**EXCERPTED TEXT**
◇ ◇ ◇ ◇

A brother and sister from Tucson were sentenced Wednesday to brief prison time for felony obstruction during the breach of the U.S. Capitol on Jan. 6, 2021.

Felicia Konold, 29, was sentenced to 45 days in prison and 24 months of supervised release, the U.S. Attorney’s Office said.

Cory Konold, 28, was sentenced to 30 days in prison and 24 months of supervised release.

Cory Konold, shown here near the U.S. Capitol on Jan. 6, 2021. 

Both pleaded guilty in November to the charge of obstruction of law enforcement during civil disorder and aiding and abetting, for which each could have been sentenced to up to five years in prison.

Before taking that plea agreement, the Konolds were originally charged in the case with conspiracy, civil disorder, obstruction of an official proceeding, knowingly entering or remaining in a restricted building or grounds without lawful authority, and disorderly conduct on Capitol grounds.

They were sentenced Jan. 24 by U.S. District Court Judge Timothy J. Kelly in Washington, D.C.

Federal prosecutors had asked that Kelly send Felicia Konold to prison for six months and Cory to prison for three months.

“The higher recommendation for Felicia Konold reflects her aggravated conduct, including outfitting herself for violence in advance of the riot and celebrating her leading role afterward,” prosecutors told the judge in their sentencing memo.

“Felicia Konold’s own diary entries reflect a degree of preparation for the riot and that her ‘pre-planning notes’ show that she ‘fully anticipated that she would be engaged in violence,’ “ they wrote.

Her list of items to bring to the Capitol included “bear spray, gauze, bandages, pain medications, Vaseline, and ‘quick clot,’ an apparent reference to a stop-bleeding aid,” according to prosecutors.

Both Konolds were on the front lines along with members of the Proud Boys from Kansas City, whom they marched with, the government said.

The siblings used “the force of their bodies to try to push back the barriers and officers” outside the Capitol, trying “to overpower the police in a shoving match,” the U.S. Attorney’s Office said. After illegally entering the building, they took part in chasing police out of the Capitol Crypt, the prosecutors added. They said Felicia Konold incited other rioters and encouraged them to fight physically with police.

◇ ◇ ◇ ◇

**MATERIAL PROVIDED**
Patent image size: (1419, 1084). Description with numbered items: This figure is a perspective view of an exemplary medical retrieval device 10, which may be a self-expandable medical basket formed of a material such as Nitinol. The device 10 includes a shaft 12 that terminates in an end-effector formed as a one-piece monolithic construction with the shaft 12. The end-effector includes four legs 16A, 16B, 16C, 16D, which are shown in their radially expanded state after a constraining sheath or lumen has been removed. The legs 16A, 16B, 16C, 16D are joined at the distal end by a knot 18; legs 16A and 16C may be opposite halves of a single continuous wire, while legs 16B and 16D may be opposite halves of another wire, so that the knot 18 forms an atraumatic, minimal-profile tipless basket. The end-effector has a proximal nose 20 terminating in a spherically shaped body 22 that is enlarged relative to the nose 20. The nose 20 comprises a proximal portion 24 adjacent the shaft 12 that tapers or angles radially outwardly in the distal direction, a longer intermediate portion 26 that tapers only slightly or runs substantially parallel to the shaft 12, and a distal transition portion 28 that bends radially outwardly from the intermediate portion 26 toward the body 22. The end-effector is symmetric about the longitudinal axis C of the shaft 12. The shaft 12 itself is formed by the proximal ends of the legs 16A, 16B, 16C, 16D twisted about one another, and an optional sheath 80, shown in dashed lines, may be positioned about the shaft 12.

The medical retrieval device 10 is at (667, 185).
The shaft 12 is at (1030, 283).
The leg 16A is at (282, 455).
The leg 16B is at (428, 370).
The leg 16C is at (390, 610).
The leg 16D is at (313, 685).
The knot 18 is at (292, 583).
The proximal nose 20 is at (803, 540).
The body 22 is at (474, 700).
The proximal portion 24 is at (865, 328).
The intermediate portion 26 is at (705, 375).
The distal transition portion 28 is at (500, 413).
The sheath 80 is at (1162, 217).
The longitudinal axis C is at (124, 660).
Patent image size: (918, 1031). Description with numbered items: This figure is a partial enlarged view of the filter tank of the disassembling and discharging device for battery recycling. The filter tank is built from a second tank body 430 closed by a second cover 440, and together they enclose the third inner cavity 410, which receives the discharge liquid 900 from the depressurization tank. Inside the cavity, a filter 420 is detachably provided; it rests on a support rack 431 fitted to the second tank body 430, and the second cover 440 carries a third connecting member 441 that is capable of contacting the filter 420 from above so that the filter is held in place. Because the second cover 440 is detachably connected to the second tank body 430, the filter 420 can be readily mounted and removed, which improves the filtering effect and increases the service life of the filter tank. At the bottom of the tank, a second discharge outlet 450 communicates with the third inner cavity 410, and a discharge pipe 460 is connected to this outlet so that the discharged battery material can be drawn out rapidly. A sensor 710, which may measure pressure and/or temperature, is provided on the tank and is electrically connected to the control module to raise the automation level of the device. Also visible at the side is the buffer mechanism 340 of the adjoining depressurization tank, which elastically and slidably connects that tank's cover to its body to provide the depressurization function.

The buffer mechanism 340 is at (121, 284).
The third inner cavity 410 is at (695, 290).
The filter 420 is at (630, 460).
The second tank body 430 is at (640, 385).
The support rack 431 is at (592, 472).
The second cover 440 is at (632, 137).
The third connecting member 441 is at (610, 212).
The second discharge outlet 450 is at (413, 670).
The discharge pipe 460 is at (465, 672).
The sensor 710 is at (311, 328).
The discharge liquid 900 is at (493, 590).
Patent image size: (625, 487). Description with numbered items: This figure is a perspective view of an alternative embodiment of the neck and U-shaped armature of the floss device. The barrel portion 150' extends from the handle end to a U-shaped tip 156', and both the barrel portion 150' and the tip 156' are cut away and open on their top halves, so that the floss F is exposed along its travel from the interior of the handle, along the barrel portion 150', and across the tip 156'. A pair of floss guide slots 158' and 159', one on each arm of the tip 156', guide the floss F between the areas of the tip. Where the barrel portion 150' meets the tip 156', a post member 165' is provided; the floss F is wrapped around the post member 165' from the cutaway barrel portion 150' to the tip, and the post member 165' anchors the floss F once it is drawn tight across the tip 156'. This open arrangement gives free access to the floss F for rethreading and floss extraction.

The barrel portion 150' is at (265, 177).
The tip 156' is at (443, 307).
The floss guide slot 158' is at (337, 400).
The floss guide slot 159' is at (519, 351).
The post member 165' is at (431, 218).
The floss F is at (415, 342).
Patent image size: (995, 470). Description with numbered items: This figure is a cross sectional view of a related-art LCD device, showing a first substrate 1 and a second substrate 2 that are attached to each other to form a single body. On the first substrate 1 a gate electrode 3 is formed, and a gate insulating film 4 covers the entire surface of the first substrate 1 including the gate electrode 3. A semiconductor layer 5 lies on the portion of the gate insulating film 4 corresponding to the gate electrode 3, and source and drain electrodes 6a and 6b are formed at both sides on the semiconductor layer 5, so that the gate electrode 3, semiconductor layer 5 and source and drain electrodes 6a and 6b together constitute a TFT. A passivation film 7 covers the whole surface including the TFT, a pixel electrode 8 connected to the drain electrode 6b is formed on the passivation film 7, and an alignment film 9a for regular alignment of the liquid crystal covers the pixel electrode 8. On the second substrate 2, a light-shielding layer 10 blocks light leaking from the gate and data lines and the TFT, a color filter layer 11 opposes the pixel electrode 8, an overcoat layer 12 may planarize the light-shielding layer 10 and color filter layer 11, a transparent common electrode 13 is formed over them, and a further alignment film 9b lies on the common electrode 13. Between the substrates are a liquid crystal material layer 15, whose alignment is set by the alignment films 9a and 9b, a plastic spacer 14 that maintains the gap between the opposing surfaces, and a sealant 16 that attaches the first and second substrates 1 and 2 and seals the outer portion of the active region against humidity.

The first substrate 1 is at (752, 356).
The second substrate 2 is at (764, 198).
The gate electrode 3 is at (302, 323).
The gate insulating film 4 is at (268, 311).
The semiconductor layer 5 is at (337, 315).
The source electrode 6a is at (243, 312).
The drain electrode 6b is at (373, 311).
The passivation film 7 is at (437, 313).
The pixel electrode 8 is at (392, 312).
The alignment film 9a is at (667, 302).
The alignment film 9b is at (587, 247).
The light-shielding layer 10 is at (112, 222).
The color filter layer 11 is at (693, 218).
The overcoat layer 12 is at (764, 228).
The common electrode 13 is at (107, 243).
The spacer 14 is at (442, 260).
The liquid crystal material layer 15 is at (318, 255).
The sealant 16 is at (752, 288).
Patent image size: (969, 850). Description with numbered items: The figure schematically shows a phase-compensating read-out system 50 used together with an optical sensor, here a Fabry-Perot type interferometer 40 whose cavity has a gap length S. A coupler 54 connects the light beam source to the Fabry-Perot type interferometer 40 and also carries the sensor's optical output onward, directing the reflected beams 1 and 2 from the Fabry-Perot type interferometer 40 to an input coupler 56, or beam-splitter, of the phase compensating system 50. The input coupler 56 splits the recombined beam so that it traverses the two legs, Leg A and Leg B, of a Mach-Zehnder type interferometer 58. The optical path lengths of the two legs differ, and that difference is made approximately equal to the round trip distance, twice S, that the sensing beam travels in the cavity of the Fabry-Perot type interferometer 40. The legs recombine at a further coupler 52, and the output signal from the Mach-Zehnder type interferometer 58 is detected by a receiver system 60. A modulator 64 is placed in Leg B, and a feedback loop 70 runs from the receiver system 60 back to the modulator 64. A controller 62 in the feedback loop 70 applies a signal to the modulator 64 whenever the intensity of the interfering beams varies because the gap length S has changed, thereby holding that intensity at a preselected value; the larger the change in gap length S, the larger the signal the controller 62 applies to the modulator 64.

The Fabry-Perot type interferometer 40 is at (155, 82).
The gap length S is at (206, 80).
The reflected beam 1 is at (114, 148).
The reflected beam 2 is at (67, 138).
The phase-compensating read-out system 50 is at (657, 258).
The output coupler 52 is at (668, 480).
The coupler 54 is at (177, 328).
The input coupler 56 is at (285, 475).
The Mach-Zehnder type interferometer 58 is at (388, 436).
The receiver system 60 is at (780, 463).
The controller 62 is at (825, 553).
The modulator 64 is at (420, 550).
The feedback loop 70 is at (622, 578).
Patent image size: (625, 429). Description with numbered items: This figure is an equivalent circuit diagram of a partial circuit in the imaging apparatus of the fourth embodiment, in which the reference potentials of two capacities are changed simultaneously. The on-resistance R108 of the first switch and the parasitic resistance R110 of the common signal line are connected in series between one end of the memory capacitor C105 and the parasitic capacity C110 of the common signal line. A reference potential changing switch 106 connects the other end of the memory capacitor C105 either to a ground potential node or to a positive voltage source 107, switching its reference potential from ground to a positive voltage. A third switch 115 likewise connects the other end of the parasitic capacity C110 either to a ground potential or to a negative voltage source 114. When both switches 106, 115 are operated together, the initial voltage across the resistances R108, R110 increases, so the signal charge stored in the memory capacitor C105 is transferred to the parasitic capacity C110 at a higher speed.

◇ ◇ ◇ ◇

**QUESTIONS ON THE MATERIAL**
A - According to the Konold sentencing article, why did prosecutors ask for a longer prison term for Felicia Konold than for her brother? Answer in one to three sentences.
B - Please copy everything in the Konold sentencing article from "Both pleaded guilty" down to "in Washington, D.C.", word for word.
C - Carry on the Konold sentencing article from the point where it stops.
None of the work here depends on the listing.

**RESULTS OF THE TASKS**
A - Prosecutors said the higher recommendation reflected her aggravated conduct. This included outfitting herself for violence before the riot and celebrating her leading role afterward.

B -
Both pleaded guilty in November to the charge of obstruction of law enforcement during civil disorder and aiding and abetting, for which each could have been sentenced to up to five years in prison.

Before taking that plea agreement, the Konolds were originally charged in the case with conspiracy, civil disorder, obstruction of an official proceeding, knowingly entering or remaining in a restricted building or grounds without lawful authority, and disorderly conduct on Capitol grounds.

They were sentenced Jan. 24 by U.S. District Court Judge Timothy J. Kelly in Washington, D.C.

C -
In Felicia Konold’s diary, prosecutors told the judge, “she acknowledged how much resistance from law enforcement she and her co-defendants had overcome — they ‘persisted through rubber bullets, chemical sprays, baton beating, physical resistance and doors’ — and noted what she believed to be the historical significance of their achievement — they ‘occupied the Capitol building in Washington [for the first time] since the British hundreds of years ago.’ ”

The journal celebrated that this caused “the politicians to run SO FAST from their seats.”

Prosecutors wrote, “The January 6 riot was a violent attack that threatened the lives of legislators and their staff, interrupted of the certification of the 2020 Electoral College vote count, did irrevocable harm to our nation’s tradition of the peaceful transfer of power, caused more than $2.9 million in losses, and injured more than one hundred police officers.”

In another of Felicia Konold’s diary passages, also included in the court records, she wrote that she had found her “life purpose,” “to make sure good TRUMPS Evil.”

After Jan. 6, Felicia Konold took to social media and bragged about her role in the riot, prosecutors said.

“I never could have imagined having that much of an influence on the events that unfolded today,” she posted, according to prosecutors. “Dude, people were willing to follow.”

“Cory’s actions at the Capitol, as compared to Felicia’s, were less egregious and appear more akin to those of someone tagging along with his sister, the driving force of the pair,” prosecutors wrote.

But they said “he joined her in stampeding over the fences, shoving against the barricades, and pursuing fleeing officers through the building.”

They also said Cory Konold took a police riot helmet that he “triumphantly brandished” as a “trophy” at the Capitol and that he took it home after the melee.